Lines holding the string "sampai" are the ones to copy from this listing.

---------- EXERCISE MATERIAL ----------

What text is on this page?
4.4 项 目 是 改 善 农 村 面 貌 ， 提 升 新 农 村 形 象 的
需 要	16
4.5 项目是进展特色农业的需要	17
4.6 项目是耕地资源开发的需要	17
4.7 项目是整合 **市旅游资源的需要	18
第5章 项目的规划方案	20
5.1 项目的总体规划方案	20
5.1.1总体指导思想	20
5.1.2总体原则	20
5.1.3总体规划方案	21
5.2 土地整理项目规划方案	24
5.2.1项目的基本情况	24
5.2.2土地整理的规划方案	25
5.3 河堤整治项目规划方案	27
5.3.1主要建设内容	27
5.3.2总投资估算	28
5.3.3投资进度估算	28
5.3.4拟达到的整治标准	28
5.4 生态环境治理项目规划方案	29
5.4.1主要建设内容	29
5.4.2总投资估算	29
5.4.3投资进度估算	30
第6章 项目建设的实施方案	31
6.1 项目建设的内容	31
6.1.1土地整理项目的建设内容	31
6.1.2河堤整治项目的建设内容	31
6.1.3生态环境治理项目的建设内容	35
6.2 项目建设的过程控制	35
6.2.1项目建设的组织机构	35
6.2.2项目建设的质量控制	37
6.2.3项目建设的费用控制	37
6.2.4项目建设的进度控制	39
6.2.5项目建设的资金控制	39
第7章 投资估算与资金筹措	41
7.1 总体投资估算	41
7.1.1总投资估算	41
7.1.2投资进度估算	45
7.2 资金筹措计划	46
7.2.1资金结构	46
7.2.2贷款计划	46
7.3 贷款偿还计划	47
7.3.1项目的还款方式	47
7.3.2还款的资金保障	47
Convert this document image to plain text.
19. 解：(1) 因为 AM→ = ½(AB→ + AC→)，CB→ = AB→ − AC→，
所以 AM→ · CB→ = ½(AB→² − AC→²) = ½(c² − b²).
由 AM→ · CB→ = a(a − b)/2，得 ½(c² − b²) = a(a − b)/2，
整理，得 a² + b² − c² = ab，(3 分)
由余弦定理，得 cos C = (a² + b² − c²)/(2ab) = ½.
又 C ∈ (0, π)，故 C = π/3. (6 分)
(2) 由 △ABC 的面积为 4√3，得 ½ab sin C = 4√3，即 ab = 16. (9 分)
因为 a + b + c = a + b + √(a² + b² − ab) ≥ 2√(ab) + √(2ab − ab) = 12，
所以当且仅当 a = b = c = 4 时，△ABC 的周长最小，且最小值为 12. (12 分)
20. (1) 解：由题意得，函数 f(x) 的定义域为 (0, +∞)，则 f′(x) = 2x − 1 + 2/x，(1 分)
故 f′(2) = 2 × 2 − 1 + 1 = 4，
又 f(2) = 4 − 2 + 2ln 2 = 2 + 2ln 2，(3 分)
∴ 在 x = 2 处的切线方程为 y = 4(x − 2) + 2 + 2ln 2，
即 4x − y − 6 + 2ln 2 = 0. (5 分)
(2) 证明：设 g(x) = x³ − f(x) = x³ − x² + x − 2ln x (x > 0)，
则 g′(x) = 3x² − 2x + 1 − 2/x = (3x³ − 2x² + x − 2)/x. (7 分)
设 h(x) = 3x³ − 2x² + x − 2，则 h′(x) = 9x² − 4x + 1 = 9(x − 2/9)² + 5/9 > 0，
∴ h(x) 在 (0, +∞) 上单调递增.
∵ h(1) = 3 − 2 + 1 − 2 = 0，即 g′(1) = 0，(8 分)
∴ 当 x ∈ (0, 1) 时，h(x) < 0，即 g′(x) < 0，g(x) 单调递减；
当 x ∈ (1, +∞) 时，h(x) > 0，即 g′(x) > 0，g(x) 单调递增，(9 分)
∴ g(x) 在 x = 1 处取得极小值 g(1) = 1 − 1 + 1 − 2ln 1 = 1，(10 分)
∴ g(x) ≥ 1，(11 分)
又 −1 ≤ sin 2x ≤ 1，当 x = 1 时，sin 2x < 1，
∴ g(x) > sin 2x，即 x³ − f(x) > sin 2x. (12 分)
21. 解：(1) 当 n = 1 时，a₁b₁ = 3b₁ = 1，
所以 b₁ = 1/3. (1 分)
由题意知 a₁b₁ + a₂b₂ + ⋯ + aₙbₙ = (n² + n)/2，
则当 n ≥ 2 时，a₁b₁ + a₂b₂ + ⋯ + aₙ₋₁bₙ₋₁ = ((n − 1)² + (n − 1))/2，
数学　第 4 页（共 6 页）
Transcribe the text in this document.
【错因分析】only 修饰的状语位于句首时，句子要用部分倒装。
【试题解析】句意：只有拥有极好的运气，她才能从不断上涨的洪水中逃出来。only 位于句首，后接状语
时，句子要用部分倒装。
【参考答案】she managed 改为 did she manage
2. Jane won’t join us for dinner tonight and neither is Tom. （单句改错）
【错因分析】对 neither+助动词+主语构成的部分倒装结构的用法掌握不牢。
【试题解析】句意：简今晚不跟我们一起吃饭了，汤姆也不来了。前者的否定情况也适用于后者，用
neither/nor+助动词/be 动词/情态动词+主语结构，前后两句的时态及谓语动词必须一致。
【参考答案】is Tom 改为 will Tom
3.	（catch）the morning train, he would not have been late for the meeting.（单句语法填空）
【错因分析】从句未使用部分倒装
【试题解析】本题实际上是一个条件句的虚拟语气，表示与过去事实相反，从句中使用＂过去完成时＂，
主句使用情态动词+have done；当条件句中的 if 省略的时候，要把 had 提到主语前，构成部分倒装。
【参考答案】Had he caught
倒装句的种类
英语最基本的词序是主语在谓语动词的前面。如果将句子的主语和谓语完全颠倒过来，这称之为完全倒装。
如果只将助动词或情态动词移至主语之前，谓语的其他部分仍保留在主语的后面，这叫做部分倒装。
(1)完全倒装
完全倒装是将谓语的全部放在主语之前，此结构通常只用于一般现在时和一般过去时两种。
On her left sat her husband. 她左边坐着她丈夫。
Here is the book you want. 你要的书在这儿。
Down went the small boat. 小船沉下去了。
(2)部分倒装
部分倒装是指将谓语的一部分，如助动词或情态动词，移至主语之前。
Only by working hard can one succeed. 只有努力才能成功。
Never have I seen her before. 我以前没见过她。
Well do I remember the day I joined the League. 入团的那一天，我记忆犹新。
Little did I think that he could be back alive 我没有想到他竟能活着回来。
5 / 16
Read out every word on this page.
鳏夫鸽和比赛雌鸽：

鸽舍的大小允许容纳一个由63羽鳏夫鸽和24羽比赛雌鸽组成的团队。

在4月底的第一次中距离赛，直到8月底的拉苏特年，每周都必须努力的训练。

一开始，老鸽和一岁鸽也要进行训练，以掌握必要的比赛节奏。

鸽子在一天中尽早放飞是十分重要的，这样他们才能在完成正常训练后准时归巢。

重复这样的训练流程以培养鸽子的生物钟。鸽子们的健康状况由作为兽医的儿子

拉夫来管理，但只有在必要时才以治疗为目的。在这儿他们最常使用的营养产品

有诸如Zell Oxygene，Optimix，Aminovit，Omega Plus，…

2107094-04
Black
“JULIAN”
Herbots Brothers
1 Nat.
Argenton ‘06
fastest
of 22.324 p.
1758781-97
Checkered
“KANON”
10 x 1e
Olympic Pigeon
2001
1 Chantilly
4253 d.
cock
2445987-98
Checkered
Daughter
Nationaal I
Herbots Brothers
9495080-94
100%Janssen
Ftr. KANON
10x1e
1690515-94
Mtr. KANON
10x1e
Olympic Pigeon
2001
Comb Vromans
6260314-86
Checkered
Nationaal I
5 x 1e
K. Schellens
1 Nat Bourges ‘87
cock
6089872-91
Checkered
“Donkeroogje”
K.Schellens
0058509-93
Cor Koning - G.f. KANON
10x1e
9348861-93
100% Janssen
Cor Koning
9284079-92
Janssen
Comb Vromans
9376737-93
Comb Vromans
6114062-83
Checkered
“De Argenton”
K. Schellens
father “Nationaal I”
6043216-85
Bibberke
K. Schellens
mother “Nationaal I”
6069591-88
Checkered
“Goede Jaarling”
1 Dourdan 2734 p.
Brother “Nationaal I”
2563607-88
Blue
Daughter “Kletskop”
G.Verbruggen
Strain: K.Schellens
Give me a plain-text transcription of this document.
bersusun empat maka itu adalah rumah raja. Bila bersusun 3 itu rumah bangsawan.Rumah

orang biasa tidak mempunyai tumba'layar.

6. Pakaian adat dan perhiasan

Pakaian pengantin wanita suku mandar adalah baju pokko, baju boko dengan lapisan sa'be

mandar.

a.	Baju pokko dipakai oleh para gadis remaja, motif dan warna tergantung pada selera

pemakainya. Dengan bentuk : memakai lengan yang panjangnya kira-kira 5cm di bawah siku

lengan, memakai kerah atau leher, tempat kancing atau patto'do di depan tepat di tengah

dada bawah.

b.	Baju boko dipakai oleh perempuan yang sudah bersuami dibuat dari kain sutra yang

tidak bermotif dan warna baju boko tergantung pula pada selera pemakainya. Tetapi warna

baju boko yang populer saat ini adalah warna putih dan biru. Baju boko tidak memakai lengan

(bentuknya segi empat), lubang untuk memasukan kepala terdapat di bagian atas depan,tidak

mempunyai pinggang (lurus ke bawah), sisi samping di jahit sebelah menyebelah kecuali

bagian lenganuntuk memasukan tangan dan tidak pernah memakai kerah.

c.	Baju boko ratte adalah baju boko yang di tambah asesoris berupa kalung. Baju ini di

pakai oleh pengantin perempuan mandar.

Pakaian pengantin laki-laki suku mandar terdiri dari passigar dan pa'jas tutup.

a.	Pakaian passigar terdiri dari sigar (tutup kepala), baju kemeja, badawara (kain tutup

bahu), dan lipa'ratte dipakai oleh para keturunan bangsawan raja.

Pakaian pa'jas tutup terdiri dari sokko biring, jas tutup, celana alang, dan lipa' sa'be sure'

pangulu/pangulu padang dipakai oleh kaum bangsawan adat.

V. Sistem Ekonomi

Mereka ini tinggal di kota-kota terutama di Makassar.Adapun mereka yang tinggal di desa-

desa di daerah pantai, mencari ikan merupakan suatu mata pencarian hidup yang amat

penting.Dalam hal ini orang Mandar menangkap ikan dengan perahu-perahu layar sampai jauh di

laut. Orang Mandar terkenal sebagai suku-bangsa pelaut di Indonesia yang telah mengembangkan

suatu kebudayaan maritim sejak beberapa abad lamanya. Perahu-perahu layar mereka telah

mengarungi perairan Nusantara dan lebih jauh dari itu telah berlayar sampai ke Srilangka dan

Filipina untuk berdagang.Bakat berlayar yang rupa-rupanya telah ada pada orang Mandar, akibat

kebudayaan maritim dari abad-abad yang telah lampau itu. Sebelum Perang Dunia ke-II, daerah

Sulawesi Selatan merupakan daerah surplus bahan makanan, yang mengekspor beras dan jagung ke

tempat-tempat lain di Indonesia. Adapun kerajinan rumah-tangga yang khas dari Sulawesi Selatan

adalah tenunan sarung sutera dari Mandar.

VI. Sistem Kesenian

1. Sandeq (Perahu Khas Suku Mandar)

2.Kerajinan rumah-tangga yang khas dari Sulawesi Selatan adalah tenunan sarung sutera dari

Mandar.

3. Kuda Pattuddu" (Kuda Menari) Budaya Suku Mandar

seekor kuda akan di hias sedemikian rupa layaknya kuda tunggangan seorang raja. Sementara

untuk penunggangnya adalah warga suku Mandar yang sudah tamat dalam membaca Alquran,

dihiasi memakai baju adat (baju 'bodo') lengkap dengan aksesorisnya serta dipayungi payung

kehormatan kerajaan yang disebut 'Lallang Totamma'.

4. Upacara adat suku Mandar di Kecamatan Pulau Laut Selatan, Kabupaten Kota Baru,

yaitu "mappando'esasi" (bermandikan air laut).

----------

• **TASK ANSWER**
penting.Dalam hal ini orang Mandar menangkap ikan dengan perahu-perahu layar sampai jauh di
mengarungi perairan Nusantara dan lebih jauh dari itu telah berlayar sampai ke Srilangka dan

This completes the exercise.